Task brief: Find every line of the listing below where "supertitle" appears, and copy it.

──────────────────────────────

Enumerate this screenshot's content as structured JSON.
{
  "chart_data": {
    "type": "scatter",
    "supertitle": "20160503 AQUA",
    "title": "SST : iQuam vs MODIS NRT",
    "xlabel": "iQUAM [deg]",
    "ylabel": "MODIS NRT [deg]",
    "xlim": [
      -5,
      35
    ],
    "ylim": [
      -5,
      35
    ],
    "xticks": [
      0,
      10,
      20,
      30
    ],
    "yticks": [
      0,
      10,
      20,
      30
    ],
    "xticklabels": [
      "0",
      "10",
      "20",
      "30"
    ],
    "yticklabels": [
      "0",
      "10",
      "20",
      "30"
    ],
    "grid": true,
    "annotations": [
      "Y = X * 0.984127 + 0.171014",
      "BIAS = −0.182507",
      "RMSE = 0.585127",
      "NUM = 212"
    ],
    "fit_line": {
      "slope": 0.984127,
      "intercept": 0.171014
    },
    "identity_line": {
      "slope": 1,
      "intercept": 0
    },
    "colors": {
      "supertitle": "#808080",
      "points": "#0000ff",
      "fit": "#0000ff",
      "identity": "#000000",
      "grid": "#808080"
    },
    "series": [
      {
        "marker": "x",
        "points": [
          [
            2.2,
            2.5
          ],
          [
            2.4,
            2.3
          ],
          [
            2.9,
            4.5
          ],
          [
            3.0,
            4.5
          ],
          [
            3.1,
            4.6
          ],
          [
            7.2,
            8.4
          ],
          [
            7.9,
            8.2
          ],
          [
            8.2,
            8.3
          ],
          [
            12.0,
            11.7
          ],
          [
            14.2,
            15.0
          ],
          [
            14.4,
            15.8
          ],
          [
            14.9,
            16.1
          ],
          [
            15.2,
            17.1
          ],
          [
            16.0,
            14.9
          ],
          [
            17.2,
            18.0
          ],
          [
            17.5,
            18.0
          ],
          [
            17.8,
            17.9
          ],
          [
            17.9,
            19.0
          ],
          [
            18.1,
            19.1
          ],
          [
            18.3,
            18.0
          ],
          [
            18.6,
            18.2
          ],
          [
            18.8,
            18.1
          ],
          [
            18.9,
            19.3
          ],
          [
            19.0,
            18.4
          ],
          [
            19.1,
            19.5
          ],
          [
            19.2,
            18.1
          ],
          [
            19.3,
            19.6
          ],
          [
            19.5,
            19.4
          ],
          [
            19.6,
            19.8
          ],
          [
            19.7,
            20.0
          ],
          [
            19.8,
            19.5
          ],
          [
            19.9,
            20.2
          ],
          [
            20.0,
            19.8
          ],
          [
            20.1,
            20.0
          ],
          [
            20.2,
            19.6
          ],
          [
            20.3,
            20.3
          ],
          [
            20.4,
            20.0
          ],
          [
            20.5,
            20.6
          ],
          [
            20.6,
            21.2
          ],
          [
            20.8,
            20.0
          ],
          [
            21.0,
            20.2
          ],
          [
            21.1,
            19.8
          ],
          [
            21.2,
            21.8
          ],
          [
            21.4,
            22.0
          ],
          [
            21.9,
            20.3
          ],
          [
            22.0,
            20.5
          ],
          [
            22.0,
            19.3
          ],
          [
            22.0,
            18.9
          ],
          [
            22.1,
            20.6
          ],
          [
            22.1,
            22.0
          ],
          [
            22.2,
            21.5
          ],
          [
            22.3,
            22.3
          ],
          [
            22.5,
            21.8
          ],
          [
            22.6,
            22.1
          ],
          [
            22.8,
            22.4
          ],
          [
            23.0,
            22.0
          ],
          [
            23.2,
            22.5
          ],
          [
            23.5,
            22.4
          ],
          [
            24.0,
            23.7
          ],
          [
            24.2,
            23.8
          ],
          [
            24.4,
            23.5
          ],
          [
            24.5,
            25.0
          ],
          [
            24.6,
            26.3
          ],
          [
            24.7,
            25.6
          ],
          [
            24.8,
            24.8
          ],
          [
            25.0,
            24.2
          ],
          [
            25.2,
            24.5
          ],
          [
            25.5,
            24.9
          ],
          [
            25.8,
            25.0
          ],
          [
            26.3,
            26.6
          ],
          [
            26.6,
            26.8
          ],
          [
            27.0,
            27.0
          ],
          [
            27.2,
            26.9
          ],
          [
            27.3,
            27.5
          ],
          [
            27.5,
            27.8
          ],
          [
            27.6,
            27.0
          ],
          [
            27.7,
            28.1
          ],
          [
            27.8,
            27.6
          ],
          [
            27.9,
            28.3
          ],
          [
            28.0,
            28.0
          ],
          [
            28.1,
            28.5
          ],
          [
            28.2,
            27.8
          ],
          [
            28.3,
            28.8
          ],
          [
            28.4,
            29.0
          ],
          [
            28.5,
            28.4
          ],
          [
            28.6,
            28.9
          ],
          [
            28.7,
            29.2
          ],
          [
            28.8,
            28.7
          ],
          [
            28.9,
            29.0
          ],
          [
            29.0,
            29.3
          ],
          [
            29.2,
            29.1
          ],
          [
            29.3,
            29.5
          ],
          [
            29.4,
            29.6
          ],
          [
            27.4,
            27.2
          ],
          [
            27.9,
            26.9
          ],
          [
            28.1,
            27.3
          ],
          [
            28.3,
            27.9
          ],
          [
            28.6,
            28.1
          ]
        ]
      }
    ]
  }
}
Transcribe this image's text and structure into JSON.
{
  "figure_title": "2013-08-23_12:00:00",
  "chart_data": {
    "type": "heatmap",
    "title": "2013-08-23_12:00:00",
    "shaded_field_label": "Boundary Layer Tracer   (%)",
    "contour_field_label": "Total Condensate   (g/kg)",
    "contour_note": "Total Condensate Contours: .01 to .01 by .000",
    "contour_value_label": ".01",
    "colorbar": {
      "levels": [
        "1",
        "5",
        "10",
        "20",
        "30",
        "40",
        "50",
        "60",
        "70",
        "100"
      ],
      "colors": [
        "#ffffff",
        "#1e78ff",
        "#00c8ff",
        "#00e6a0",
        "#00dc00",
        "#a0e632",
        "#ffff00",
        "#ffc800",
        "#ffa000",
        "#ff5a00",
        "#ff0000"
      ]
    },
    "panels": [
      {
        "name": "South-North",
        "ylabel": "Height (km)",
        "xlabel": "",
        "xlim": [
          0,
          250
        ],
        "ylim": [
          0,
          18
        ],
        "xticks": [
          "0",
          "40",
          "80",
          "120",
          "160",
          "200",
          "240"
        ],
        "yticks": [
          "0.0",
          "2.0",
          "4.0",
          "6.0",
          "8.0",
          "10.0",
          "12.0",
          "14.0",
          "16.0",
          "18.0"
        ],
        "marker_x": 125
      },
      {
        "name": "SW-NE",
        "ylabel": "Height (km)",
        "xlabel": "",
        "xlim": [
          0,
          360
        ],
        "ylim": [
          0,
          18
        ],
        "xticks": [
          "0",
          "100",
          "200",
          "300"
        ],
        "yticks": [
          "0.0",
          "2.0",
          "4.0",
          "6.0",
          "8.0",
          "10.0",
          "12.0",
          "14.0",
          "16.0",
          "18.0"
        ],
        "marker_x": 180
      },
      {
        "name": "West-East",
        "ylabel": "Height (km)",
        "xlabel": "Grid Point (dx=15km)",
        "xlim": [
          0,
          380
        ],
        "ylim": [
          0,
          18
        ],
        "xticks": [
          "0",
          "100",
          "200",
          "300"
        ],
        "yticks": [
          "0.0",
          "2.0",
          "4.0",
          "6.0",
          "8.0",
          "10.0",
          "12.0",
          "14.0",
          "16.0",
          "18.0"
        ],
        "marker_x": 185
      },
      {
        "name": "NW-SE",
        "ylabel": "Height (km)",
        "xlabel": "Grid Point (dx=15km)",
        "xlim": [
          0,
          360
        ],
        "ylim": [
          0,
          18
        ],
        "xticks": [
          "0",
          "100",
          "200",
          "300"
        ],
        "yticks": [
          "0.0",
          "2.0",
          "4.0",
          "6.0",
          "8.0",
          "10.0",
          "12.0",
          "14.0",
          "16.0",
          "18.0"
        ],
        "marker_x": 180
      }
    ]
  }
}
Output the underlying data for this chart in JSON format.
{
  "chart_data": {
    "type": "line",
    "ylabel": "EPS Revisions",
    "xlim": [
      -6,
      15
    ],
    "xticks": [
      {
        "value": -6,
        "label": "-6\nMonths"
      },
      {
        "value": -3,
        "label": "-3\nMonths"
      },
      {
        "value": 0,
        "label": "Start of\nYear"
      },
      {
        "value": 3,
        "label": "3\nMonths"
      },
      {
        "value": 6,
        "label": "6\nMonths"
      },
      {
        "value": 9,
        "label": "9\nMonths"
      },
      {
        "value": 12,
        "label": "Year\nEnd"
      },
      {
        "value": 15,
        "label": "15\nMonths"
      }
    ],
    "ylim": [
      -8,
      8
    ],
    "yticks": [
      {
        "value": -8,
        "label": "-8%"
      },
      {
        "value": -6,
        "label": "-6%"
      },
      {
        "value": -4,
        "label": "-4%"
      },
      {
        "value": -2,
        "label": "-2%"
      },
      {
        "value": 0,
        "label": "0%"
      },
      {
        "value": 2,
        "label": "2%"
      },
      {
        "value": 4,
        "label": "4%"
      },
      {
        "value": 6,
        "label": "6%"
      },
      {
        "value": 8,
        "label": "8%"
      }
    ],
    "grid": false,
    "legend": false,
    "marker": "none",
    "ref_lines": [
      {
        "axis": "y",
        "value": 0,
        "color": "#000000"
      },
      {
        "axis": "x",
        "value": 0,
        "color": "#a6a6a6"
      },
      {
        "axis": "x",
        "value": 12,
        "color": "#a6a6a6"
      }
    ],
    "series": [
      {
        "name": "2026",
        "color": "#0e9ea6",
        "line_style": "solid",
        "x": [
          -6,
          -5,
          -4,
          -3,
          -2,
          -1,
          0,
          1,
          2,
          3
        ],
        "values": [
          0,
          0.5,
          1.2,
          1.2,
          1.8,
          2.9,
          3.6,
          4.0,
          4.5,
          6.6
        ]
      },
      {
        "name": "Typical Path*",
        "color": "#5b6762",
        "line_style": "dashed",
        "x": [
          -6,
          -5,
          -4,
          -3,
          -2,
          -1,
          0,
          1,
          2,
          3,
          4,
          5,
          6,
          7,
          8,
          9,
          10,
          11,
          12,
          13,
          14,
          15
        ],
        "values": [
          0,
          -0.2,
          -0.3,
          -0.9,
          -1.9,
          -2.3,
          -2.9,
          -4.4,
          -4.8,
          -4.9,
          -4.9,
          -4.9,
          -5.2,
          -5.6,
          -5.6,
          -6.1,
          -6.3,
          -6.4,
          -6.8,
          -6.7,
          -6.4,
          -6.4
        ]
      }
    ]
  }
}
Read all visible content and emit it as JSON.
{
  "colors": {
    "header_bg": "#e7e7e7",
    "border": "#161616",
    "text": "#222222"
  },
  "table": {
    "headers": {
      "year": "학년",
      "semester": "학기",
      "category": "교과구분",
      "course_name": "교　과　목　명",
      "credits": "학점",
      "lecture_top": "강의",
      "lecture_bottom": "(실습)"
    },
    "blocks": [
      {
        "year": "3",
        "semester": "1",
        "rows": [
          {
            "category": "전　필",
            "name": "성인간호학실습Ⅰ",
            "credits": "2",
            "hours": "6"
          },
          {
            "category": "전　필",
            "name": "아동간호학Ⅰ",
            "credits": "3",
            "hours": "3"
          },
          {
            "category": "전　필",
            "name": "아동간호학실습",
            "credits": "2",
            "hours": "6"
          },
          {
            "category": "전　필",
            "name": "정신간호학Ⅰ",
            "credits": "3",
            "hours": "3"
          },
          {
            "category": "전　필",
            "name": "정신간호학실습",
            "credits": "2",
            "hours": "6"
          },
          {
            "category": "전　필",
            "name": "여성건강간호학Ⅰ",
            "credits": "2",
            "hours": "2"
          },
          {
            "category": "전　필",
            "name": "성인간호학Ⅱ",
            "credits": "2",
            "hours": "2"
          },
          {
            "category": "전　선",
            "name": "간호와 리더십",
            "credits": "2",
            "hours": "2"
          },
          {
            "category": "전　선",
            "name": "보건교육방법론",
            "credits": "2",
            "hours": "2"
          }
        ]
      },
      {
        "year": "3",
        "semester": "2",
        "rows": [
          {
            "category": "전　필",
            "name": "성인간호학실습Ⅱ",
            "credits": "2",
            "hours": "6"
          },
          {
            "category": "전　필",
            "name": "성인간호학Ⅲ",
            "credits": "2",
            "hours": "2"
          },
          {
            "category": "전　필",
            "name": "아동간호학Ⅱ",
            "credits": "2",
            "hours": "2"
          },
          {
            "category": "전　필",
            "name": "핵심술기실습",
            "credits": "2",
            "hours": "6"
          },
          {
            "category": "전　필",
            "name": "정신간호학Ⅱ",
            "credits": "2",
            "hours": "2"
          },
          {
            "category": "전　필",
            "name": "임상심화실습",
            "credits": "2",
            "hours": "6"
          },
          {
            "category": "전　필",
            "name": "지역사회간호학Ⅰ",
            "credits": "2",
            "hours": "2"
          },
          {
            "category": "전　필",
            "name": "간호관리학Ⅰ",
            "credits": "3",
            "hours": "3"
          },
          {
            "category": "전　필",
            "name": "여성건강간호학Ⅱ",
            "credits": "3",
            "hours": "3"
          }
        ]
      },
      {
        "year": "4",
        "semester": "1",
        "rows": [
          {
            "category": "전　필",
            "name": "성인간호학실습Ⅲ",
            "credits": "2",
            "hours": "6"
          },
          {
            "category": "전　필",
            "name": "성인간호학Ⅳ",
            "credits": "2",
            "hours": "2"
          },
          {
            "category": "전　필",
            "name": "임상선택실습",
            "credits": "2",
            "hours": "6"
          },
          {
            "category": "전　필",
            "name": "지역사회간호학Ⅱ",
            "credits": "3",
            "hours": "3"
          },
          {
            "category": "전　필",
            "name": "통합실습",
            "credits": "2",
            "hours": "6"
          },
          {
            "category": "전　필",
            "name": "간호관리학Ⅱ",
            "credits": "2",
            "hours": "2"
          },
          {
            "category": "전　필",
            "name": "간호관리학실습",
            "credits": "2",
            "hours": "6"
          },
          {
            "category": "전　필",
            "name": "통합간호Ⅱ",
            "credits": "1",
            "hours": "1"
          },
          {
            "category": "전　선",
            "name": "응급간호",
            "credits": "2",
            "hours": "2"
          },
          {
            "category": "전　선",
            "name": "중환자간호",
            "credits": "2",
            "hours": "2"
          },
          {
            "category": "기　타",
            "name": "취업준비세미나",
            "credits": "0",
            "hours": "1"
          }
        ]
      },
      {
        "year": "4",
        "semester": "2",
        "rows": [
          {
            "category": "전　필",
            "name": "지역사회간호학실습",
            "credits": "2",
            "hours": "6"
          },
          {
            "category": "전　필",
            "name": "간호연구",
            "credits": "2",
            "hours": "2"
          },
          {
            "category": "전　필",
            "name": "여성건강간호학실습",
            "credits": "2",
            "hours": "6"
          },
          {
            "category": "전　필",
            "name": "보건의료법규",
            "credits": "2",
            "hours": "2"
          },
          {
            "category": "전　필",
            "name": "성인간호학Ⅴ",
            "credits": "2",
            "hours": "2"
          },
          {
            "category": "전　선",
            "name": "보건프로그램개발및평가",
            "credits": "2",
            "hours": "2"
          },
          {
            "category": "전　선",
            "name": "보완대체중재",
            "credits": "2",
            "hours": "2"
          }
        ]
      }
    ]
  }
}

──────────────────────────────

Output of the exercise:
    "supertitle": "20160503 AQUA",
      "supertitle": "#808080",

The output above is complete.